アスピリンは慢性ウイルス性肝炎患者の肝がんリスクを下げる
Association of Aspirin with Hepatocellular Carcinoma and Liver-Related Mortality
背景
アスピリンは消化器がんを予防する効果があると考えられており、肝細胞がんでも複数の研究で有益性が示唆されている。Massachusetts General HospitalのSimonらは、スウェーデンの全国レジストリから、2005〜2015年に慢性B型・C型肝炎の診断を受けた、アスピリン使用歴のない全成人患者を特定(n=50,275)、低用量アスピリンの使用と肝細胞がん発症・肝関連死亡との関連を調査した。
結論
フォローアップ期間中央値7.9年で、肝細胞がん累積発症率はアスピリン服用者で4.0%、非服用者では8.3%であった(調整ハザード比0.69)。この逆相関は期間依存的で、3ヵ月から1年未満の服用者と比して、1〜3年の服用者ではハザード比0.90、3〜5年服用者で0.66、5年以上服用者では0.57となった。10年肝関連死亡率は、服用者で11.0%、非服用者17.9%であった(0.73)。10年消化管出血リスクに差はなかった。
評価
スウェーデンレジストリでの本研究でも、アスピリンの期間依存的な肝がんリスク低下効果が示され、加えて出血リスクの増加もみられなかった。RCTにおいて確認されれば、アスピリンによる肝がん予防戦略が実践化しうる。

> **提供情報**:
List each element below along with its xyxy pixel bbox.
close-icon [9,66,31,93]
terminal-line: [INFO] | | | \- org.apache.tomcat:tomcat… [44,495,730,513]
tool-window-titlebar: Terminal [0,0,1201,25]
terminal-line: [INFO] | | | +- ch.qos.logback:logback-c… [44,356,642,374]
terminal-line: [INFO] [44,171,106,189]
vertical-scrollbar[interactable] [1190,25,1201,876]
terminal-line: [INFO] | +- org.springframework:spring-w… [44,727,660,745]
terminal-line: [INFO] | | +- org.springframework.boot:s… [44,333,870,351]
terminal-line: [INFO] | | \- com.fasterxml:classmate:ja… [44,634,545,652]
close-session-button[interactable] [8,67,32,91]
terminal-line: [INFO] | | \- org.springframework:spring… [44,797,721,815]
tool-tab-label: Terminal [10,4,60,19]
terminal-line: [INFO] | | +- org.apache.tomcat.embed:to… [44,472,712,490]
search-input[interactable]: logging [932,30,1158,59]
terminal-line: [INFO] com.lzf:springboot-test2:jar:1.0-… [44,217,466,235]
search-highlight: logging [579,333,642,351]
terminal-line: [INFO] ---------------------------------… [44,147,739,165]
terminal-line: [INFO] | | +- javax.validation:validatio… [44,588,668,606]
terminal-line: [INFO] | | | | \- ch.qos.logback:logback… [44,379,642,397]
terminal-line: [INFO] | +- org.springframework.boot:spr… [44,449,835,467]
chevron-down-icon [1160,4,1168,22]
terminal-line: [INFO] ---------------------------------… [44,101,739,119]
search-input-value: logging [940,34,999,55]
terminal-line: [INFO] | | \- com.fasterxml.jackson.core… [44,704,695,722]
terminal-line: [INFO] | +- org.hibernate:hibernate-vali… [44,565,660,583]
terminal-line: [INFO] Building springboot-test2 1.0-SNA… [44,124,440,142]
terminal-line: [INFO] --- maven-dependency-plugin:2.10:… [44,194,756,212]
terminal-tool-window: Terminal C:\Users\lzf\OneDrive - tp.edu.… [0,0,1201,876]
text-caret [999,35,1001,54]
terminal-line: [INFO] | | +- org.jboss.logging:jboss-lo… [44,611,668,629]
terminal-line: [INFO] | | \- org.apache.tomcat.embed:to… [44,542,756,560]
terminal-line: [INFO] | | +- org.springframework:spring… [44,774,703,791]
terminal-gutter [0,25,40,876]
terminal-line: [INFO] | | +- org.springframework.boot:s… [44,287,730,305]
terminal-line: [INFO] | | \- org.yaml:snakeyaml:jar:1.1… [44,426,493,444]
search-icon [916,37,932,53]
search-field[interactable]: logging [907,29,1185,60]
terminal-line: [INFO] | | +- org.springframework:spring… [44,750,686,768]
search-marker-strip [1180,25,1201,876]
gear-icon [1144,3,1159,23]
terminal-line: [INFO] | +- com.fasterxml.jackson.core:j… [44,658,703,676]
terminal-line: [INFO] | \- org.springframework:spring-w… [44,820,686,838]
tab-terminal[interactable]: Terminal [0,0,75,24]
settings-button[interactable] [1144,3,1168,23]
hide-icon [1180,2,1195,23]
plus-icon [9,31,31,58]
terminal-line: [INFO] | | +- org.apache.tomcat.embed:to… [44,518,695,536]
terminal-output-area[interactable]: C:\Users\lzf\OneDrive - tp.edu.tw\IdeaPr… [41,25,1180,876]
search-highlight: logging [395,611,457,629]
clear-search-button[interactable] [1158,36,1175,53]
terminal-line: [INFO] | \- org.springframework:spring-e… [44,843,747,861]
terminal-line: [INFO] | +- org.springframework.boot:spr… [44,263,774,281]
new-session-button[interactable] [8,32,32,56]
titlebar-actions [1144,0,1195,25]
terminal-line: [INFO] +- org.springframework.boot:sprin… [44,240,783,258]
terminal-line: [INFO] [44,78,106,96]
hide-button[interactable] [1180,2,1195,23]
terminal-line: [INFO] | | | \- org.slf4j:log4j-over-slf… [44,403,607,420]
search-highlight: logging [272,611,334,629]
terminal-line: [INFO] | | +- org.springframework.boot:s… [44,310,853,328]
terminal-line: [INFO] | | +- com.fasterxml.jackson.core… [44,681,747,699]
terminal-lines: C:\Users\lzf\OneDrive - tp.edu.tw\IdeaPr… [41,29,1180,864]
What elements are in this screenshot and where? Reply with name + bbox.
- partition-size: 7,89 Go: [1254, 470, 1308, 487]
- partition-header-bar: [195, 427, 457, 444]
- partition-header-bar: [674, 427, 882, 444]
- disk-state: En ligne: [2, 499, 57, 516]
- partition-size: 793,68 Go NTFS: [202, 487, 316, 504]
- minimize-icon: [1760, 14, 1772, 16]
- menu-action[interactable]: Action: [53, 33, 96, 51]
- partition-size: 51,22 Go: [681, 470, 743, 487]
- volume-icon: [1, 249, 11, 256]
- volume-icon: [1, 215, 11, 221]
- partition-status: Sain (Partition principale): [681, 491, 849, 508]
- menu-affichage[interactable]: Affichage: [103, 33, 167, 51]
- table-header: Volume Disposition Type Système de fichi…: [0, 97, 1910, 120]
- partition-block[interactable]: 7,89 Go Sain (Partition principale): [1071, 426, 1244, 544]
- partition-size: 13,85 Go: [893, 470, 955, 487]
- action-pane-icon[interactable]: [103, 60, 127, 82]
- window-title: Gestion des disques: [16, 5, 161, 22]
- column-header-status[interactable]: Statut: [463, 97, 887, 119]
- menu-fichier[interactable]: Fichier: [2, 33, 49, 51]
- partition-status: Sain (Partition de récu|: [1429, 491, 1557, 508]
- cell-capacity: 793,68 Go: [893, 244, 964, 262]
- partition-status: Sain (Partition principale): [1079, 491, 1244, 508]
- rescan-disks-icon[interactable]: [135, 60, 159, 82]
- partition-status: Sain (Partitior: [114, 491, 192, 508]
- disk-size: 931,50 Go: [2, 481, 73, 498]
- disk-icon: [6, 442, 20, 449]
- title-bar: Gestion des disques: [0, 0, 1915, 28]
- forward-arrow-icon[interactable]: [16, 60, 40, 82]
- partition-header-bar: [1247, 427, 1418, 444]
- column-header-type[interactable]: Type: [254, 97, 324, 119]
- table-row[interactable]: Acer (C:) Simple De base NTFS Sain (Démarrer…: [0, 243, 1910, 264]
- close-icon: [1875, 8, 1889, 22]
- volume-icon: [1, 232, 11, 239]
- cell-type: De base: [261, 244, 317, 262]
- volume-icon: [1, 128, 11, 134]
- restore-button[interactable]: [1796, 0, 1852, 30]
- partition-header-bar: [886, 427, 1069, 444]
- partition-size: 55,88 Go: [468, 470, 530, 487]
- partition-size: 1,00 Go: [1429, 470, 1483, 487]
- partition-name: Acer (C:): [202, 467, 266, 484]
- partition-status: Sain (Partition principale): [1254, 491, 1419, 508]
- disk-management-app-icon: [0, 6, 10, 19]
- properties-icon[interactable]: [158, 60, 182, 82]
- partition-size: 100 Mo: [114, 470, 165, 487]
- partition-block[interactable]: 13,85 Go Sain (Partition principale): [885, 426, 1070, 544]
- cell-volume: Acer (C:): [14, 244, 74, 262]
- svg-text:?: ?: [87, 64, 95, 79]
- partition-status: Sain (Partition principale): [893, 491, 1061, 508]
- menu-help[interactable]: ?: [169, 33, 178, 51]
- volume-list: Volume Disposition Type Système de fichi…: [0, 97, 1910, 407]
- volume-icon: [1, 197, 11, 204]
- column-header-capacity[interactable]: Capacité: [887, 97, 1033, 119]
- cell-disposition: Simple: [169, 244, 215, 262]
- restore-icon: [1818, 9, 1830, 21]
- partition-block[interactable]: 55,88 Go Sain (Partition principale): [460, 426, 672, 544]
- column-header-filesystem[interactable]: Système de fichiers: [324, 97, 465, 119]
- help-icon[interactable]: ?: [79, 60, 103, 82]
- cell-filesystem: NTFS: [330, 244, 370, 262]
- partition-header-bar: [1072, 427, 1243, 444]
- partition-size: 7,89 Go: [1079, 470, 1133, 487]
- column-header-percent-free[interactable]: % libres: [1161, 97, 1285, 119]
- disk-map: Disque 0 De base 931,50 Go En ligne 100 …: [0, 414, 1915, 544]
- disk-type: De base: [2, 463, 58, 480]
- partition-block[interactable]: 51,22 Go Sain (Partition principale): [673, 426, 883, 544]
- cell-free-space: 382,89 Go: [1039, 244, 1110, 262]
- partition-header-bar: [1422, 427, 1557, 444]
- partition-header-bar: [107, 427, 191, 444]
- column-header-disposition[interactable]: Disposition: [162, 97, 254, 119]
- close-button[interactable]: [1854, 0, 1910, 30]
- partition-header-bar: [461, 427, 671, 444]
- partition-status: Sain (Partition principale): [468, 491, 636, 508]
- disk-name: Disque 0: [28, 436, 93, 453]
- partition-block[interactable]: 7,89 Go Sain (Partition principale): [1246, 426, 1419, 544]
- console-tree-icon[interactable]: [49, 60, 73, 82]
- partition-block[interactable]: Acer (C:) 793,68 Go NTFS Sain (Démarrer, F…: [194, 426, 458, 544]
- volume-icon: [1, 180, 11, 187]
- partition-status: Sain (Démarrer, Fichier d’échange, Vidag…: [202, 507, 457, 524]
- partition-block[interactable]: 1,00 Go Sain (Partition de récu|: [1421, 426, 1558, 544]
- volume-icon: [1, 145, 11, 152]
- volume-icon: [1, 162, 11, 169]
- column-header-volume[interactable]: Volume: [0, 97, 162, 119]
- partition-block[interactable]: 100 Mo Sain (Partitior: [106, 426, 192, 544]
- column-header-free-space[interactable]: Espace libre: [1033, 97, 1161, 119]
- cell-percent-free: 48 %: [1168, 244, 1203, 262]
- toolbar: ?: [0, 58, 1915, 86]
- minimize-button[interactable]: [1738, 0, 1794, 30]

> **課題**:
1: 抜粋によると、肝細胞がん累積発症率はアスピリン服用者で何%だったか。
2: 抜粋の「アスピリンは慢性ウイルス性肝炎患者の肝がんリスクを下げる」から「がん予防戦略が実践化しうる。」までを、両端の語句も含めてそのまま書き写すこと。

> **解答**:
1: 4.0%

2:
アスピリンは慢性ウイルス性肝炎患者の肝がんリスクを下げる
Association of Aspirin with Hepatocellular Carcinoma and Liver-Related Mortality
背景
アスピリンは消化器がんを予防する効果があると考えられており、肝細胞がんでも複数の研究で有益性が示唆されている。Massachusetts General HospitalのSimonらは、スウェーデンの全国レジストリから、2005〜2015年に慢性B型・C型肝炎の診断を受けた、アスピリン使用歴のない全成人患者を特定(n=50,275)、低用量アスピリンの使用と肝細胞がん発症・肝関連死亡との関連を調査した。
結論
フォローアップ期間中央値7.9年で、肝細胞がん累積発症率はアスピリン服用者で4.0%、非服用者では8.3%であった(調整ハザード比0.69)。この逆相関は期間依存的で、3ヵ月から1年未満の服用者と比して、1〜3年の服用者ではハザード比0.90、3〜5年服用者で0.66、5年以上服用者では0.57となった。10年肝関連死亡率は、服用者で11.0%、非服用者17.9%であった(0.73)。10年消化管出血リスクに差はなかった。
評価
スウェーデンレジストリでの本研究でも、アスピリンの期間依存的な肝がんリスク低下効果が示され、加えて出血リスクの増加もみられなかった。RCTにおいて確認されれば、アスピリンによる肝がん予防戦略が実践化しうる。